Write every line of the rows below as a single JSON list of strings, one string per line, skipping any blank lines.

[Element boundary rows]

******************************

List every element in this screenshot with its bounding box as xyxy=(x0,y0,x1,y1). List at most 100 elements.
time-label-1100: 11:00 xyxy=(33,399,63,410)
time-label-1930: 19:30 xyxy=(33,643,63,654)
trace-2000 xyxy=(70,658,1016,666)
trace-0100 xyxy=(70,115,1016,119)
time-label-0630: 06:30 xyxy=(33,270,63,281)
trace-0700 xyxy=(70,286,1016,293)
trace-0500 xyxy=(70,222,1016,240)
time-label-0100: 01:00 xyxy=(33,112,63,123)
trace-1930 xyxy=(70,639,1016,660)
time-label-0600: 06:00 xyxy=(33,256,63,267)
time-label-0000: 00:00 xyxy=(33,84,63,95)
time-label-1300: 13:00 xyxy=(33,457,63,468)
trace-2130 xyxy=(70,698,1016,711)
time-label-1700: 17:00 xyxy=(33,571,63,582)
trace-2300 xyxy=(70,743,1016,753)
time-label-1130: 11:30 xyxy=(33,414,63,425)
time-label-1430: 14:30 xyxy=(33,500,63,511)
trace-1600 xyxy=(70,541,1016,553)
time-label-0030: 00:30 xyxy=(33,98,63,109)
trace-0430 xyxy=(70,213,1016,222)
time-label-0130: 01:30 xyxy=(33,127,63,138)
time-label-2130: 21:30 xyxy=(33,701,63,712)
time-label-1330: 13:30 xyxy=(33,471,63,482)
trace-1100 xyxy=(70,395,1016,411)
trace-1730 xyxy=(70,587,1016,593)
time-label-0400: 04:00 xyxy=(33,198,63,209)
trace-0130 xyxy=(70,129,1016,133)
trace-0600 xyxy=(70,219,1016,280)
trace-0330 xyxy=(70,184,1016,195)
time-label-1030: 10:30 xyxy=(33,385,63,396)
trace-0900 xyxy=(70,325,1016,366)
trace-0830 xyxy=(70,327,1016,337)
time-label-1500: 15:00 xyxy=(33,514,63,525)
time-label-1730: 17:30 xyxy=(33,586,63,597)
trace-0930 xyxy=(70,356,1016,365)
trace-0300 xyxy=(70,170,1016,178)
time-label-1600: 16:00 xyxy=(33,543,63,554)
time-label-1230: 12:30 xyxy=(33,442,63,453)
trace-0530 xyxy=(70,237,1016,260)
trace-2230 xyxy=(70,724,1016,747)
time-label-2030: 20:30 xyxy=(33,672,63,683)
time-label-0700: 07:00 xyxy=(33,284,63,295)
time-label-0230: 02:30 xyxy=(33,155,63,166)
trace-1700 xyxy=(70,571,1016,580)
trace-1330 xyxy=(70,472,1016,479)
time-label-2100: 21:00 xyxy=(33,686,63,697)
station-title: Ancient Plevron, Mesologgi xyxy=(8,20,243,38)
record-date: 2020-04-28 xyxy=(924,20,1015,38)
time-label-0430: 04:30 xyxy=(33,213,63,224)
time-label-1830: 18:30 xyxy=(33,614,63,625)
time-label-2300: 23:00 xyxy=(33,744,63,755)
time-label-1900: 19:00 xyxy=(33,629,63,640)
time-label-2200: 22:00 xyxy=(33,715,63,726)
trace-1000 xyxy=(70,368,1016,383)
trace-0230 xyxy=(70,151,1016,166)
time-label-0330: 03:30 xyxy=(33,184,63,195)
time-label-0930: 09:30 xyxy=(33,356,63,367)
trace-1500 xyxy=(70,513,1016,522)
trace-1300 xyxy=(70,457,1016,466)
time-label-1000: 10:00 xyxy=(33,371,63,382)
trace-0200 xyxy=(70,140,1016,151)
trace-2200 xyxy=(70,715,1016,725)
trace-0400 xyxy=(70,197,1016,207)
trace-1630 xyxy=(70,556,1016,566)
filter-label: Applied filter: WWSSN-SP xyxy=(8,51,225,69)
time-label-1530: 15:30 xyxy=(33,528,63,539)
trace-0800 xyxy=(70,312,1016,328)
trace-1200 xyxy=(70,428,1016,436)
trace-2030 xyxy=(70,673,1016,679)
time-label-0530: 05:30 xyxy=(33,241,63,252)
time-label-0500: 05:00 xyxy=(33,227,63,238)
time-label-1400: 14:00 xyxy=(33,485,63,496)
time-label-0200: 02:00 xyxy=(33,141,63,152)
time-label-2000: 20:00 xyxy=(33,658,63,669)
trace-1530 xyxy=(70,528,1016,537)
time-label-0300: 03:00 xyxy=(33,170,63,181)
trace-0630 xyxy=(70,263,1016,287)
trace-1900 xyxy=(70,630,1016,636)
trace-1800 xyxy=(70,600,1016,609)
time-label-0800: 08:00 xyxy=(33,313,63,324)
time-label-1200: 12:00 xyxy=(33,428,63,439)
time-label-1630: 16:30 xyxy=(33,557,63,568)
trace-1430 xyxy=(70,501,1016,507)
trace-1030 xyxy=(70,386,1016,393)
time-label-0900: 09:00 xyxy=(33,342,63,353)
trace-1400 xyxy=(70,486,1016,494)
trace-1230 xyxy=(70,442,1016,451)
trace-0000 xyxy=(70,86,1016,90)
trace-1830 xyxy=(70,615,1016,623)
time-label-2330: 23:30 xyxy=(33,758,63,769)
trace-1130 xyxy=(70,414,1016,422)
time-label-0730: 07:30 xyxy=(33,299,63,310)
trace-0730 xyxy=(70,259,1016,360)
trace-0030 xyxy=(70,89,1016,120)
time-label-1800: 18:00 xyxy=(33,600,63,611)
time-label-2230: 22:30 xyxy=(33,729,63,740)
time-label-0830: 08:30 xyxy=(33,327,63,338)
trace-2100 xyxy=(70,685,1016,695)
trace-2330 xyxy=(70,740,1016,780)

******************************

## REPLY
[
  "List every element in this screenshot with its bounding box as xyxy=(x0,y0,x1,y1). List at most 100 elements.",
  "time-label-1100: 11:00 xyxy=(33,399,63,410)",
  "time-label-1930: 19:30 xyxy=(33,643,63,654)",
  "trace-2000 xyxy=(70,658,1016,666)",
  "trace-0100 xyxy=(70,115,1016,119)",
  "time-label-0630: 06:30 xyxy=(33,270,63,281)",
  "trace-0700 xyxy=(70,286,1016,293)",
  "trace-0500 xyxy=(70,222,1016,240)",
  "time-label-0100: 01:00 xyxy=(33,112,63,123)",
  "trace-1930 xyxy=(70,639,1016,660)",
  "time-label-0600: 06:00 xyxy=(33,256,63,267)",
  "time-label-0000: 00:00 xyxy=(33,84,63,95)",
  "time-label-1300: 13:00 xyxy=(33,457,63,468)",
  "trace-2130 xyxy=(70,698,1016,711)",
  "time-label-1700: 17:00 xyxy=(33,571,63,582)",
  "trace-2300 xyxy=(70,743,1016,753)",
  "time-label-1130: 11:30 xyxy=(33,414,63,425)",
  "time-label-1430: 14:30 xyxy=(33,500,63,511)",
  "trace-1600 xyxy=(70,541,1016,553)",
  "time-label-0030: 00:30 xyxy=(33,98,63,109)",
  "trace-0430 xyxy=(70,213,1016,222)",
  "time-label-0130: 01:30 xyxy=(33,127,63,138)",
  "time-label-2130: 21:30 xyxy=(33,701,63,712)",
  "time-label-1330: 13:30 xyxy=(33,471,63,482)",
  "trace-1100 xyxy=(70,395,1016,411)",
  "trace-1730 xyxy=(70,587,1016,593)",
  "time-label-0400: 04:00 xyxy=(33,198,63,209)",
  "trace-0130 xyxy=(70,129,1016,133)",
  "trace-0600 xyxy=(70,219,1016,280)",
  "trace-0330 xyxy=(70,184,1016,195)",
  "time-label-1030: 10:30 xyxy=(33,385,63,396)",
  "trace-0900 xyxy=(70,325,1016,366)",
  "trace-0830 xyxy=(70,327,1016,337)",
  "time-label-1500: 15:00 xyxy=(33,514,63,525)",
  "time-label-1730: 17:30 xyxy=(33,586,63,597)",
  "trace-0930 xyxy=(70,356,1016,365)",
  "trace-0300 xyxy=(70,170,1016,178)",
  "time-label-1600: 16:00 xyxy=(33,543,63,554)",
  "time-label-1230: 12:30 xyxy=(33,442,63,453)",
  "trace-0530 xyxy=(70,237,1016,260)",
  "trace-2230 xyxy=(70,724,1016,747)",
  "time-label-2030: 20:30 xyxy=(33,672,63,683)",
  "time-label-0700: 07:00 xyxy=(33,284,63,295)",
  "time-label-0230: 02:30 xyxy=(33,155,63,166)",
  "trace-1700 xyxy=(70,571,1016,580)",
  "trace-1330 xyxy=(70,472,1016,479)",
  "time-label-2100: 21:00 xyxy=(33,686,63,697)",
  "station-title: Ancient Plevron, Mesologgi xyxy=(8,20,243,38)",
  "record-date: 2020-04-28 xyxy=(924,20,1015,38)",
  "time-label-0430: 04:30 xyxy=(33,213,63,224)",
  "time-label-1830: 18:30 xyxy=(33,614,63,625)",
  "time-label-2300: 23:00 xyxy=(33,744,63,755)",
  "time-label-1900: 19:00 xyxy=(33,629,63,640)",
  "time-label-2200: 22:00 xyxy=(33,715,63,726)",
  "trace-1000 xyxy=(70,368,1016,383)",
  "trace-0230 xyxy=(70,151,1016,166)",
  "time-label-0330: 03:30 xyxy=(33,184,63,195)",
  "time-label-0930: 09:30 xyxy=(33,356,63,367)",
  "trace-1500 xyxy=(70,513,1016,522)",
  "trace-1300 xyxy=(70,457,1016,466)",
  "time-label-1000: 10:00 xyxy=(33,371,63,382)",
  "trace-0200 xyxy=(70,140,1016,151)",
  "trace-2200 xyxy=(70,715,1016,725)",
  "trace-0400 xyxy=(70,197,1016,207)",
  "trace-1630 xyxy=(70,556,1016,566)",
  "filter-label: Applied filter: WWSSN-SP xyxy=(8,51,225,69)",
  "time-label-1530: 15:30 xyxy=(33,528,63,539)",
  "trace-0800 xyxy=(70,312,1016,328)",
  "trace-1200 xyxy=(70,428,1016,436)",
  "trace-2030 xyxy=(70,673,1016,679)",
  "time-label-0530: 05:30 xyxy=(33,241,63,252)",
  "time-label-0500: 05:00 xyxy=(33,227,63,238)",
  "time-label-1400: 14:00 xyxy=(33,485,63,496)",
  "time-label-0200: 02:00 xyxy=(33,141,63,152)",
  "time-label-2000: 20:00 xyxy=(33,658,63,669)",
  "trace-1530 xyxy=(70,528,1016,537)",
  "time-label-0300: 03:00 xyxy=(33,170,63,181)",
  "trace-0630 xyxy=(70,263,1016,287)",
  "trace-1900 xyxy=(70,630,1016,636)",
  "trace-1800 xyxy=(70,600,1016,609)",
  "time-label-0800: 08:00 xyxy=(33,313,63,324)",
  "time-label-1200: 12:00 xyxy=(33,428,63,439)",
  "time-label-1630: 16:30 xyxy=(33,557,63,568)",
  "trace-1430 xyxy=(70,501,1016,507)",
  "trace-1030 xyxy=(70,386,1016,393)",
  "time-label-0900: 09:00 xyxy=(33,342,63,353)",
  "trace-1400 xyxy=(70,486,1016,494)",
  "trace-1230 xyxy=(70,442,1016,451)",
  "trace-0000 xyxy=(70,86,1016,90)",
  "trace-1830 xyxy=(70,615,1016,623)",
  "time-label-2330: 23:30 xyxy=(33,758,63,769)",
  "trace-1130 xyxy=(70,414,1016,422)",
  "time-label-0730: 07:30 xyxy=(33,299,63,310)",
  "trace-0730 xyxy=(70,259,1016,360)",
  "trace-0030 xyxy=(70,89,1016,120)",
  "time-label-1800: 18:00 xyxy=(33,600,63,611)",
  "time-label-2230: 22:30 xyxy=(33,729,63,740)",
  "time-label-0830: 08:30 xyxy=(33,327,63,338)",
  "trace-2100 xyxy=(70,685,1016,695)",
  "trace-2330 xyxy=(70,740,1016,780)"
]